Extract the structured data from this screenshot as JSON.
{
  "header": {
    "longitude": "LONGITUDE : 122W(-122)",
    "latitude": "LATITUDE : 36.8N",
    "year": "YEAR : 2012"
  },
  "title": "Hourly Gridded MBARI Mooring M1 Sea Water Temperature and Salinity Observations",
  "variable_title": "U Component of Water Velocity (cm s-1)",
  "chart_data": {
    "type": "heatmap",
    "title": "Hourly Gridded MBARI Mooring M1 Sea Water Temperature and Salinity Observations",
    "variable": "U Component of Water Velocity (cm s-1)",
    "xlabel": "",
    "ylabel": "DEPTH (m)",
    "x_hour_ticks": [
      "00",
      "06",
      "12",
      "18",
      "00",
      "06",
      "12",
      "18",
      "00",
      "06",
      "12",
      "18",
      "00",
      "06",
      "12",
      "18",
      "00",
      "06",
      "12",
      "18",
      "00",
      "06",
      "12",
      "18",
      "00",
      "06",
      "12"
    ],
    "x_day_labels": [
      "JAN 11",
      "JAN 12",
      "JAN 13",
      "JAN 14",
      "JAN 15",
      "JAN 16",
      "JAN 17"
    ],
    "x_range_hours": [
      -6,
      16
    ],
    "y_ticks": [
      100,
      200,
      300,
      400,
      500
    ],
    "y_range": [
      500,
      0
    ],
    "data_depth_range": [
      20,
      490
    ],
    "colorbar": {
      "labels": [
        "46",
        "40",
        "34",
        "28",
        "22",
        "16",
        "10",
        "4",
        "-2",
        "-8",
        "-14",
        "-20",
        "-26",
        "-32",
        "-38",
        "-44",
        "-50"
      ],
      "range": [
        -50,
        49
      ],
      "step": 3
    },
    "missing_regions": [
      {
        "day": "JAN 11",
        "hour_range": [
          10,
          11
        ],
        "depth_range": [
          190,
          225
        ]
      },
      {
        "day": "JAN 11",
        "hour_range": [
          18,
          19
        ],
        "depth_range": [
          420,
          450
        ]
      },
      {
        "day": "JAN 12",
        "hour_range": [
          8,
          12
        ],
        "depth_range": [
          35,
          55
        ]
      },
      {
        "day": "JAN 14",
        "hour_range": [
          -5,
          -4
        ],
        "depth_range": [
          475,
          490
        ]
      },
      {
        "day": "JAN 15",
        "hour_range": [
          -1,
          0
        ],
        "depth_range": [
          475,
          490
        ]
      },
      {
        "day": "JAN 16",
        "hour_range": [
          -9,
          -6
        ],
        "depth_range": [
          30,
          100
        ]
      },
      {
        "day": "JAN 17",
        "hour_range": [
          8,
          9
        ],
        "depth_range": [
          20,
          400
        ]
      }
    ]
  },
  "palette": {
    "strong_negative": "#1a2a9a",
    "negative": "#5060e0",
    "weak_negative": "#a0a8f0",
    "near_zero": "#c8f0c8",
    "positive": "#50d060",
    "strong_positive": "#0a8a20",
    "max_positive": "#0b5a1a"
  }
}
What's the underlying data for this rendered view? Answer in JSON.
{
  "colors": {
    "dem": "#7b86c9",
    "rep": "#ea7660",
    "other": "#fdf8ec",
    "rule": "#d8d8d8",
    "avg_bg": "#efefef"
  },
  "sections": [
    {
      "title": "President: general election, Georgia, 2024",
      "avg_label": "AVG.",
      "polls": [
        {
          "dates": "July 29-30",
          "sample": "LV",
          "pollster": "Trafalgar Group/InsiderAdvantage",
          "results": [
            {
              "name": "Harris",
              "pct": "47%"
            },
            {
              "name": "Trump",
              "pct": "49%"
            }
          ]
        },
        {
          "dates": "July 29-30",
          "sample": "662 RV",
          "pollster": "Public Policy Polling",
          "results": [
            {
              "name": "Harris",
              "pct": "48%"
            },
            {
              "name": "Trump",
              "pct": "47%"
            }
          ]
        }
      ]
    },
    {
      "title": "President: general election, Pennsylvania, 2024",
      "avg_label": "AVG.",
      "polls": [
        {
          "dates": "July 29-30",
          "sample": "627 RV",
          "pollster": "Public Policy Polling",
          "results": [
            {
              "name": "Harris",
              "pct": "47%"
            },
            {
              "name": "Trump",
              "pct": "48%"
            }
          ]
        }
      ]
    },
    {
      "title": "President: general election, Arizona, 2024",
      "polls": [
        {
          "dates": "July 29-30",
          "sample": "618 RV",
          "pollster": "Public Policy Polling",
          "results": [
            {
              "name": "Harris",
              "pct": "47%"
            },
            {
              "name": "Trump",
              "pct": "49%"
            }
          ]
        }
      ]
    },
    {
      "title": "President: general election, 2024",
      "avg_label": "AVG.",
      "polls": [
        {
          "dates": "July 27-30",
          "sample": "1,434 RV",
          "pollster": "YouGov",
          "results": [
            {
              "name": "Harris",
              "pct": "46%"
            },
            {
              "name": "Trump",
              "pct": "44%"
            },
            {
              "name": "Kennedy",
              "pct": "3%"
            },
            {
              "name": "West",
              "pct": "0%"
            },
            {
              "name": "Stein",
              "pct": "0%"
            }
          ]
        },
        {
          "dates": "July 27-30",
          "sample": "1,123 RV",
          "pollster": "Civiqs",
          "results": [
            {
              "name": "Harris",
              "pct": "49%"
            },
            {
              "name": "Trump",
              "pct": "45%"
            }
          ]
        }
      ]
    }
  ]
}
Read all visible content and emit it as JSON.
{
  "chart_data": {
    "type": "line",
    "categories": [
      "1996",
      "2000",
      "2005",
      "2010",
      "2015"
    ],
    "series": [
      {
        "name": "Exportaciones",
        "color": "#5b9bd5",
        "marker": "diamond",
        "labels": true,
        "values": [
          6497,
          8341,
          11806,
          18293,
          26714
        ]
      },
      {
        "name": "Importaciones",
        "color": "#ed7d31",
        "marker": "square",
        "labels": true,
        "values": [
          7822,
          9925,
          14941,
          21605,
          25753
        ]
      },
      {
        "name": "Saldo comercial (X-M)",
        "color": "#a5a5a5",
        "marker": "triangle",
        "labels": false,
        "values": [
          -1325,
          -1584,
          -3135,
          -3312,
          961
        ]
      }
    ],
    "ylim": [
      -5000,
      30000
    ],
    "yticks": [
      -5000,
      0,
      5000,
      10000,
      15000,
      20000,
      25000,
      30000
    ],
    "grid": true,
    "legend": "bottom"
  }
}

▶ **Set problem**
Copy all lines from the data that hold the word "Hourly".

▶ **Correct output**
  "title": "Hourly Gridded MBARI Mooring M1 Sea Water Temperature and Salinity Observations",
    "title": "Hourly Gridded MBARI Mooring M1 Sea Water Temperature and Salinity Observations",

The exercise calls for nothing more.